=== WHAT IS NEEDED ===
Exactly as they appear, output all of the records. Skip any images.

━━━━━ SUPPLIED DATA

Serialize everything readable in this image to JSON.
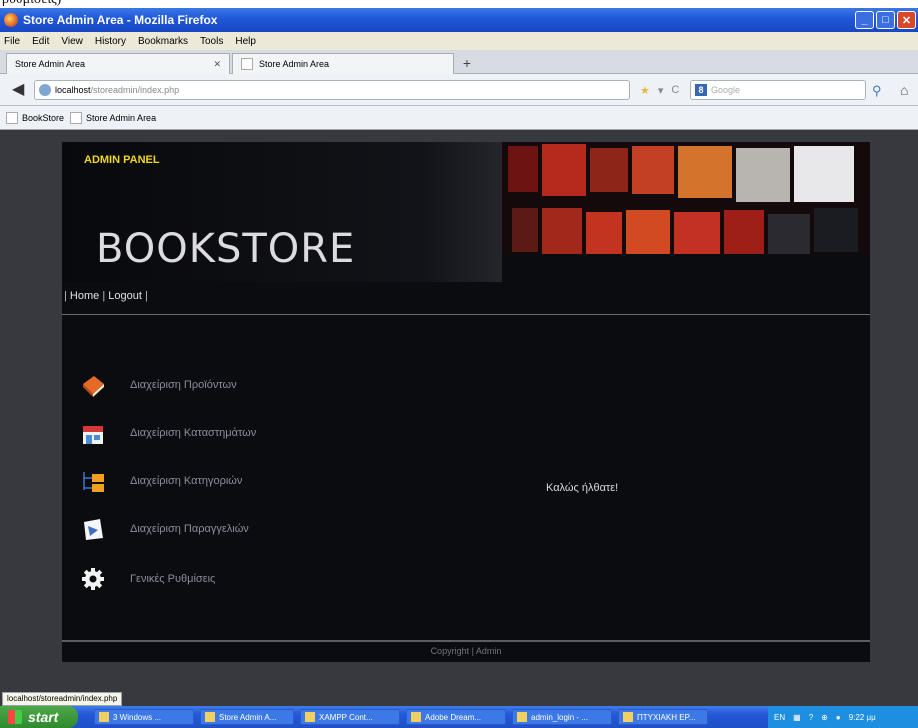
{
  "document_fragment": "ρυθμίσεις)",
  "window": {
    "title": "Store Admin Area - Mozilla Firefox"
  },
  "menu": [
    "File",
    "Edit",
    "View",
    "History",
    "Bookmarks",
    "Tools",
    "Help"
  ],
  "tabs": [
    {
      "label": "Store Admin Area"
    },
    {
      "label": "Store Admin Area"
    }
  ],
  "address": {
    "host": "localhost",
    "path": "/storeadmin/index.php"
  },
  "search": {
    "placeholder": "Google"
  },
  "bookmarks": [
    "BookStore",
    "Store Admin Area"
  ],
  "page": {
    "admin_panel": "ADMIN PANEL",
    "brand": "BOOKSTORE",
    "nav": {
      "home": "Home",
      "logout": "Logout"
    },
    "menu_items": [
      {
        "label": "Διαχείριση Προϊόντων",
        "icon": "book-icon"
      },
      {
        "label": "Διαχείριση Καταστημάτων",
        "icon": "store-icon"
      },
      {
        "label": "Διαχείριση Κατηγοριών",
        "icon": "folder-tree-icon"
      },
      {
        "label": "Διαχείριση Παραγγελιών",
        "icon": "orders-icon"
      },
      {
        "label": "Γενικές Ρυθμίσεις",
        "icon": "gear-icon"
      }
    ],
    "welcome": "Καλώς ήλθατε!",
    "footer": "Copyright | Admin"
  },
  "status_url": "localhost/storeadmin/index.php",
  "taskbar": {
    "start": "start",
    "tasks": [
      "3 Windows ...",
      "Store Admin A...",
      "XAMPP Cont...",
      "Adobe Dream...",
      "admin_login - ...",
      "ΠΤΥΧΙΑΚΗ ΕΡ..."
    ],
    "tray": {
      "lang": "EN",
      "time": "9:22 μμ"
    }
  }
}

━━━━━━━━━━

=== WRITTEN ANSWER ===
Serialize everything readable in this image to JSON.
{
  "document_fragment": "ρυθμίσεις)",
  "window": {
    "title": "Store Admin Area - Mozilla Firefox"
  },
  "menu": [
    "File",
    "Edit",
    "View",
    "History",
    "Bookmarks",
    "Tools",
    "Help"
  ],
  "tabs": [
    {
      "label": "Store Admin Area"
    },
    {
      "label": "Store Admin Area"
    }
  ],
  "address": {
    "host": "localhost",
    "path": "/storeadmin/index.php"
  },
  "search": {
    "placeholder": "Google"
  },
  "bookmarks": [
    "BookStore",
    "Store Admin Area"
  ],
  "page": {
    "admin_panel": "ADMIN PANEL",
    "brand": "BOOKSTORE",
    "nav": {
      "home": "Home",
      "logout": "Logout"
    },
    "menu_items": [
      {
        "label": "Διαχείριση Προϊόντων",
        "icon": "book-icon"
      },
      {
        "label": "Διαχείριση Καταστημάτων",
        "icon": "store-icon"
      },
      {
        "label": "Διαχείριση Κατηγοριών",
        "icon": "folder-tree-icon"
      },
      {
        "label": "Διαχείριση Παραγγελιών",
        "icon": "orders-icon"
      },
      {
        "label": "Γενικές Ρυθμίσεις",
        "icon": "gear-icon"
      }
    ],
    "welcome": "Καλώς ήλθατε!",
    "footer": "Copyright | Admin"
  },
  "status_url": "localhost/storeadmin/index.php",
  "taskbar": {
    "start": "start",
    "tasks": [
      "3 Windows ...",
      "Store Admin A...",
      "XAMPP Cont...",
      "Adobe Dream...",
      "admin_login - ...",
      "ΠΤΥΧΙΑΚΗ ΕΡ..."
    ],
    "tray": {
      "lang": "EN",
      "time": "9:22 μμ"
    }
  }
}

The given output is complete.